Cesar Montelongo, a third-year medical student and a DACA recipient. (Alyssa Schukar/for The Washington Post)
‘Not just farmworkers or housekeepers’
On the snow-covered campus at Loyola University Chicago, medical students with DACA permits say they are continuing with their studies and renewing their work permits even as they keep one eye on Washington.
Cesar Montelongo, 28, a third-year medical student who attended the State of the Union address last month, spent part of one recent day examining bacteria in petri dishes in a school laboratory. His family fled a violent border city in Mexico when he was 10.
He is earning a medical degree and a PhD in microbiology, a high-level combination that could land him plenty of jobs in other countries. But he said he prefers the United States, one of “very few places in this planet you can actually achieve that kind of dream.”
Less than a mile away, Alejandra Duran, a 27-year-old second-year medical student who came to the United States from Mexico at 14, translated for patients at a local clinic for people with little or no insurance.
With help from teachers in Georgia, she graduated from high school with honors. She wants to return to the state as a doctor and work to help lower the rate of women dying in childbirth.
“A lot of things have been said about how illegal, how bad we are; that’s not the full story,” Duran said. “We’re not just farmworkers or housekeepers. We’re their doctors. We’re their nurses, their teachers, their paramedics.”
Alejandra Duran, a second-year student who intends to practice obstetrics and gynecology, translates for Dr. Matt Steinberger at the Access to Care clinic. (Alyssa Schukar/For The Washington Post)
Cesar Montelongo, a third-year medical student, examines Petri dishes in which he conducted an experiment looking at interactions of viruses with bacteria in the bladder. (Alyssa Schukar/For The Washington Post)
During rounds at the Loyola University Medical Center, Aramburo studied computer records, then examined stroke victims and patients with spinal and head injuries. Some may never regain consciousness, but she always speaks to them in the hope that they will wake up.
“That’s my dream: to make a difference in people’s lives,” she said. “I hope I can do it.”
In the glass-walled neurology intensive care unit, she and two physicians stood before a 45-year-old stroke victim who spoke only Spanish. The woman struggled to grasp what the two doctors were saying.

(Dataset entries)

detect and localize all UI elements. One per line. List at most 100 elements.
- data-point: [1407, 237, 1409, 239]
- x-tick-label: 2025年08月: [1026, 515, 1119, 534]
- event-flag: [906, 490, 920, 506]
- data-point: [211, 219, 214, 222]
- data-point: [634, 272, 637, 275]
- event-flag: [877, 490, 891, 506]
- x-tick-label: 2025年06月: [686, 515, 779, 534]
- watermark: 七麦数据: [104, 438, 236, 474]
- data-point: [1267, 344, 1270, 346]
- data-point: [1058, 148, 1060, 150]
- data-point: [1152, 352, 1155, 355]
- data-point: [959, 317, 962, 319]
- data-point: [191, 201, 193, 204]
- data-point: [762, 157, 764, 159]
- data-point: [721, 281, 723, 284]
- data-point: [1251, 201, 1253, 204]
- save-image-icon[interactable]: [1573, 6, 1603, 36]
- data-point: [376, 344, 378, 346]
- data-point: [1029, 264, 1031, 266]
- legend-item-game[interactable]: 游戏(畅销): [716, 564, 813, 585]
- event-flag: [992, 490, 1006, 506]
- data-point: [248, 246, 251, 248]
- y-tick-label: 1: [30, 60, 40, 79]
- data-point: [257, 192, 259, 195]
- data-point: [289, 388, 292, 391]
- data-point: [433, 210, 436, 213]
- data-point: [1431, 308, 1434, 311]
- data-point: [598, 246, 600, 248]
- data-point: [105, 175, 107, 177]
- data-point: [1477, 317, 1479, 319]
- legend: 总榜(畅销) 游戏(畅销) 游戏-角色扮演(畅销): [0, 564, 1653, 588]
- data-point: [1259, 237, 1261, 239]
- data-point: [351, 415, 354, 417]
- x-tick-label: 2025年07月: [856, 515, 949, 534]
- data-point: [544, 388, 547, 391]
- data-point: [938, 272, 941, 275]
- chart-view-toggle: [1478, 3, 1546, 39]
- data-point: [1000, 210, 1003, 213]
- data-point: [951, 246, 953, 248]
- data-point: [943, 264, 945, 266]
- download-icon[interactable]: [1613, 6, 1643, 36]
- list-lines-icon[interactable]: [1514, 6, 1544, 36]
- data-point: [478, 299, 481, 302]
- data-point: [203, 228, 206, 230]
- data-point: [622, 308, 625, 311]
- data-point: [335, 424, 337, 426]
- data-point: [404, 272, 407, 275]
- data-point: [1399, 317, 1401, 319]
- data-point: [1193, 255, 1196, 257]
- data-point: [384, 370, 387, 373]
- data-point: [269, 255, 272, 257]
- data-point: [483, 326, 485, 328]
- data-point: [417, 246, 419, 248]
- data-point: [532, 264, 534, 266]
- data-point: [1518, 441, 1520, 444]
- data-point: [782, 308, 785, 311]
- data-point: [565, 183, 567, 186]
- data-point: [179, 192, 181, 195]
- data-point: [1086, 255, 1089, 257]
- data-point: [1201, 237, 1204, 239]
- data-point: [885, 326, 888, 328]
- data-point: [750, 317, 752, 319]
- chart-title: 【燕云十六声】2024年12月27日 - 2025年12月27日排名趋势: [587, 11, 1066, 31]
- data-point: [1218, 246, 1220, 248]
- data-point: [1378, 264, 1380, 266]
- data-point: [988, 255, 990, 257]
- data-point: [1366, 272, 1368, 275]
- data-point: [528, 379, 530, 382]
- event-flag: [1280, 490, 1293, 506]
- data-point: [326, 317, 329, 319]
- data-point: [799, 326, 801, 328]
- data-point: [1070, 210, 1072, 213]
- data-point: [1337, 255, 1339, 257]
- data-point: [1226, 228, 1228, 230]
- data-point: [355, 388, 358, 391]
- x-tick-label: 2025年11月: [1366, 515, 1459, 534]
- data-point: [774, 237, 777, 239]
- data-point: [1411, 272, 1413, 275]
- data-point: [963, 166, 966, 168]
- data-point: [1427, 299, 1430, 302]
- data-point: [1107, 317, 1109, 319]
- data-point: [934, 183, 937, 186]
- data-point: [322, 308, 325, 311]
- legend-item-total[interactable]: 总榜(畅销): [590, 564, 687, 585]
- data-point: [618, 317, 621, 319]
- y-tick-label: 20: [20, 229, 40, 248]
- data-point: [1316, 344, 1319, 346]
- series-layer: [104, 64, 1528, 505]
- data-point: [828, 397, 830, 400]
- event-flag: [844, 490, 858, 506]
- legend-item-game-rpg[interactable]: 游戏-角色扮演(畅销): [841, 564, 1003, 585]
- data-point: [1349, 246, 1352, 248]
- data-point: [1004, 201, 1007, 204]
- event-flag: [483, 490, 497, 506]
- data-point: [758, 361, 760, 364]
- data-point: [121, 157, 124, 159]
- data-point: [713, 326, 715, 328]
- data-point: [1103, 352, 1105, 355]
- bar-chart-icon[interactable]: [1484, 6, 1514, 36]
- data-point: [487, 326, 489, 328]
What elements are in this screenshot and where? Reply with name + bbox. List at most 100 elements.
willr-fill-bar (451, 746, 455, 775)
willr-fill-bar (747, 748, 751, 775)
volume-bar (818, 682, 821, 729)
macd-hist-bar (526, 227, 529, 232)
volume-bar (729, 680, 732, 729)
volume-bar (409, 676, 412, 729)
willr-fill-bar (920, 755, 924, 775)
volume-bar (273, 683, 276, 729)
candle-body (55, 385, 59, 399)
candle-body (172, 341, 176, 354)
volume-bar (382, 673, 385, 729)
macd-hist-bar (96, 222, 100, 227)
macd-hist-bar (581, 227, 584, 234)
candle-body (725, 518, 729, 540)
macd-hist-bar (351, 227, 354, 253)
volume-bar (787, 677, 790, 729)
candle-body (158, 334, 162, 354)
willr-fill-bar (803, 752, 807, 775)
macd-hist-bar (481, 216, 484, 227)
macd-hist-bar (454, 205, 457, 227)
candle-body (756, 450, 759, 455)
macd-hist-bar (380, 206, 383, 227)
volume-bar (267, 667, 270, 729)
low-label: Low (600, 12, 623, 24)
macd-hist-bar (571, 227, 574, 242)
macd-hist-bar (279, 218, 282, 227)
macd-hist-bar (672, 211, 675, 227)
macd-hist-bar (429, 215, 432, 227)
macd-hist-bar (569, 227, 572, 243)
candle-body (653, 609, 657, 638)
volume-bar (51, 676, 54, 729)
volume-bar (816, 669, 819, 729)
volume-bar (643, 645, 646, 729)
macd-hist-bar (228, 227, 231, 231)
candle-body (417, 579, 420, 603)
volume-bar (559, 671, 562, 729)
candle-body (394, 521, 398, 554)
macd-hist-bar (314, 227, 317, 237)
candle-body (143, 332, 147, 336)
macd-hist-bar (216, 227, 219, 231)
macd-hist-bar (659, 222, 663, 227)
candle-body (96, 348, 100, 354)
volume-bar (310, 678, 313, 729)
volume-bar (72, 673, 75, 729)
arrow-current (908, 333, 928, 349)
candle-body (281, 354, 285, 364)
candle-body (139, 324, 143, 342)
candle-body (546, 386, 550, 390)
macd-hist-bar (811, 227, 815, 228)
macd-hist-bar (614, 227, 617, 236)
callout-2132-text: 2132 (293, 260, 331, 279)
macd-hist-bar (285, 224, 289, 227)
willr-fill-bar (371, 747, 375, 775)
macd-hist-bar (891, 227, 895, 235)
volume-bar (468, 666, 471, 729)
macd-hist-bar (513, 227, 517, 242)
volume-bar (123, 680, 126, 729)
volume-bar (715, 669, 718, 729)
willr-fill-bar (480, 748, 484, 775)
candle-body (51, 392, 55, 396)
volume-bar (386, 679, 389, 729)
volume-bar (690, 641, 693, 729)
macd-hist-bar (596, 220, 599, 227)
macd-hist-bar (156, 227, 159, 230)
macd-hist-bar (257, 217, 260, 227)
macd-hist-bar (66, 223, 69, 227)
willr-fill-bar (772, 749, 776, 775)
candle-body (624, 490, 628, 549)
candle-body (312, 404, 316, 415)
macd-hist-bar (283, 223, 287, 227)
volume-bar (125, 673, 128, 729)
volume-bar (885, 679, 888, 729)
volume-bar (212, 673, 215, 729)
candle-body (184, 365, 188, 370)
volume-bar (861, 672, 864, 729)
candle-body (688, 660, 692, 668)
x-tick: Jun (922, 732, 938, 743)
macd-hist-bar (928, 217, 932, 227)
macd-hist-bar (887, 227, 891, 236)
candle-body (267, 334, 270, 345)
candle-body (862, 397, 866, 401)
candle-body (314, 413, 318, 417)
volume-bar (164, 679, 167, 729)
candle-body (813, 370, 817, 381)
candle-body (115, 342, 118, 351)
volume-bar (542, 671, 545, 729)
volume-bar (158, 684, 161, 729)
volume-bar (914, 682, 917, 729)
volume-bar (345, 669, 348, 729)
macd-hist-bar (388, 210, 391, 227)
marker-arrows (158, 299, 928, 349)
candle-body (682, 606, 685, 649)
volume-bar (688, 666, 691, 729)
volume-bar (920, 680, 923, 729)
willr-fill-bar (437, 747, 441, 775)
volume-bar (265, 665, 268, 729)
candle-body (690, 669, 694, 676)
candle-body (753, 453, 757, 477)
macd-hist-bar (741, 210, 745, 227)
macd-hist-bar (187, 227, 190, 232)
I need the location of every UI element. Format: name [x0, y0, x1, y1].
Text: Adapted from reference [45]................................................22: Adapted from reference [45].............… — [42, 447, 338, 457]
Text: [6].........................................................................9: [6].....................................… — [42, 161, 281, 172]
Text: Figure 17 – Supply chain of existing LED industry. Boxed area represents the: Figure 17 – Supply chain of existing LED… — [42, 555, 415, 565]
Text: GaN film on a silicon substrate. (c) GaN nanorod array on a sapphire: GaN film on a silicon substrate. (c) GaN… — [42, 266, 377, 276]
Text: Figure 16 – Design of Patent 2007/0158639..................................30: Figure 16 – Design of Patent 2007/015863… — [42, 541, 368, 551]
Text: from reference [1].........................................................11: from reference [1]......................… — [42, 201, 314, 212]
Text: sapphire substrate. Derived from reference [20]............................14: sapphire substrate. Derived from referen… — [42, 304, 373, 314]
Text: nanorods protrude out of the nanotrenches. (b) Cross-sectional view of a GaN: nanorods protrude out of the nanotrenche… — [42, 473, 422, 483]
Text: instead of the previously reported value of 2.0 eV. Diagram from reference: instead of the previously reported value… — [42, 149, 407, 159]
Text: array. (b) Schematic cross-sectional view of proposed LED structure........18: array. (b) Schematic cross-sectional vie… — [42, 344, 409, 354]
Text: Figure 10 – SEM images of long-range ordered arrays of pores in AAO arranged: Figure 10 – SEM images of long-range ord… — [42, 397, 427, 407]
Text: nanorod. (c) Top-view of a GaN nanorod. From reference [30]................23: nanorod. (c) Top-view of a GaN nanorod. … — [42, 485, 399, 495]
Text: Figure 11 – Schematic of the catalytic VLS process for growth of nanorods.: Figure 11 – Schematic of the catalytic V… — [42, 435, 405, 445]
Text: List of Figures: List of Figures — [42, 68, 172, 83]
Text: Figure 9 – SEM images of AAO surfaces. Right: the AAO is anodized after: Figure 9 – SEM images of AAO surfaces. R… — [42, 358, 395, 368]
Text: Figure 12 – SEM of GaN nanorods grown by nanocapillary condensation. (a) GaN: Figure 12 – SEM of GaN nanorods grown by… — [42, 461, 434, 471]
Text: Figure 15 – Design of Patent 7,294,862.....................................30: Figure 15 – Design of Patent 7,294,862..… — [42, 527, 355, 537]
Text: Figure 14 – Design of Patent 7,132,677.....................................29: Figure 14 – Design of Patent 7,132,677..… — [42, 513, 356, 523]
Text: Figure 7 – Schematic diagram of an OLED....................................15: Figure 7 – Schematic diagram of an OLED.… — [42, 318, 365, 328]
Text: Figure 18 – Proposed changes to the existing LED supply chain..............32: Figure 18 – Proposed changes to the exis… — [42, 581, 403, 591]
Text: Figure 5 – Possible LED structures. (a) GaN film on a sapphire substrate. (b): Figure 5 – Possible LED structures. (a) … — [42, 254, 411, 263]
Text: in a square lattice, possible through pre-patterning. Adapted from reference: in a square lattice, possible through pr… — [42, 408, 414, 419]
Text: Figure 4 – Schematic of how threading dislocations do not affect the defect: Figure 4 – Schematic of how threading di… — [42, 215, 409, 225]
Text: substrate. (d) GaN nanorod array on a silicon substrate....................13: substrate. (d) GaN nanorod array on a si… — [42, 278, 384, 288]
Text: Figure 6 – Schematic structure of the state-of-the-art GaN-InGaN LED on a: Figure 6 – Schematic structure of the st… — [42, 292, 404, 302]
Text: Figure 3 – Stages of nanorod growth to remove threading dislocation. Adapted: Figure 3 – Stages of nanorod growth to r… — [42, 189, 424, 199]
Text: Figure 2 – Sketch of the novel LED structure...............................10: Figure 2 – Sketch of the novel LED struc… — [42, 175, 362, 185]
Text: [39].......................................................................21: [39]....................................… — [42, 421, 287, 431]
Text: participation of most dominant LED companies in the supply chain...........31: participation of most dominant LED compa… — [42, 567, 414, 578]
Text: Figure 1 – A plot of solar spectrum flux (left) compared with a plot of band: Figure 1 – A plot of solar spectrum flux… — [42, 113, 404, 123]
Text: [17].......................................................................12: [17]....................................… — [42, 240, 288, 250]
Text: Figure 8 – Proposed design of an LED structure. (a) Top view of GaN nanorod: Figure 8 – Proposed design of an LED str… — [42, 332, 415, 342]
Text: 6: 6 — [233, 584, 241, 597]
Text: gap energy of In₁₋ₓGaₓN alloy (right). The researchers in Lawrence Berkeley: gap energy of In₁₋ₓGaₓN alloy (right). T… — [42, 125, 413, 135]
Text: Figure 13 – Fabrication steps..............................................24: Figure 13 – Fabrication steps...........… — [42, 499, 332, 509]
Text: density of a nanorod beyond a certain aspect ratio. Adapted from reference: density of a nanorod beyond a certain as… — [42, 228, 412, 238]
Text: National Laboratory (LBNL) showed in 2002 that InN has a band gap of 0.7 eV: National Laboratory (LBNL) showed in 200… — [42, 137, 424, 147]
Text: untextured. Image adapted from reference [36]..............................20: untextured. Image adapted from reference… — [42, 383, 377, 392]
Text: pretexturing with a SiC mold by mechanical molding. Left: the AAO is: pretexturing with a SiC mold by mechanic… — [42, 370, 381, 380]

Prompt:
Continue the passage about the DACA medical students at Loyola, starting after its final sentence.

Task result:
Aramburo stepped forward.
“You’ve had a small stroke,” she explained in Spanish, as the woman listened. “It could have been a lot worse. Now we’re going to figure out why.”
Some of the WASHPOST comments on this article were predictably idiotic ands racist., Really, what’s happening to our country that folks have such perverted, ill informed, anti-social, and inhuman views?
These are American kids. Raised, educated, and residing in our country. They aren’t “taking places” from anyone, except, perhaps those of their classmates who are less talented or less ambitious. But, why would we want to reward mediocrity over merit just because someone was born here? Other American kids have the same opportunities that Dreamers have. If some chose not to take advantage of them, so be it!
When the Arlington Immigration Court was located in Ballston, Virginia, the kids from nearby Washington & Lee High would come over to the Mall for lunch. Undoubtedly, some of them were undocumented.
But, I couldn’t tell you who. They were just American kids. Even when they showed up in my courtroom, I couldn’t tell you who was the “respondent” and who was the “support group” until I called the case and the respondent came forward. Contrary to the White Nationalists, folks are pretty much the same.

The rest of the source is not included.